::: Records to use :::

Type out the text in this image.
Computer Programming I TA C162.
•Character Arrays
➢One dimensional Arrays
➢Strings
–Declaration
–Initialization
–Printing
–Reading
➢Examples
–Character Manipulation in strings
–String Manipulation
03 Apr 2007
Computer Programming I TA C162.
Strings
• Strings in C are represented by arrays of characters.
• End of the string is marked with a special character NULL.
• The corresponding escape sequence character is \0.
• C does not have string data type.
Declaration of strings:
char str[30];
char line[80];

:::

◆ Instruction: Repeat the whole listing exactly, keeping every line intact.

◆ Exercise response:
Type out the text in this image.
Computer Programming I TA C162.
•Character Arrays
➢One dimensional Arrays
➢Strings
–Declaration
–Initialization
–Printing
–Reading
➢Examples
–Character Manipulation in strings
–String Manipulation
03 Apr 2007
Computer Programming I TA C162.
Strings
• Strings in C are represented by arrays of characters.
• End of the string is marked with a special character NULL.
• The corresponding escape sequence character is \0.
• C does not have string data type.
Declaration of strings:
char str[30];
char line[80];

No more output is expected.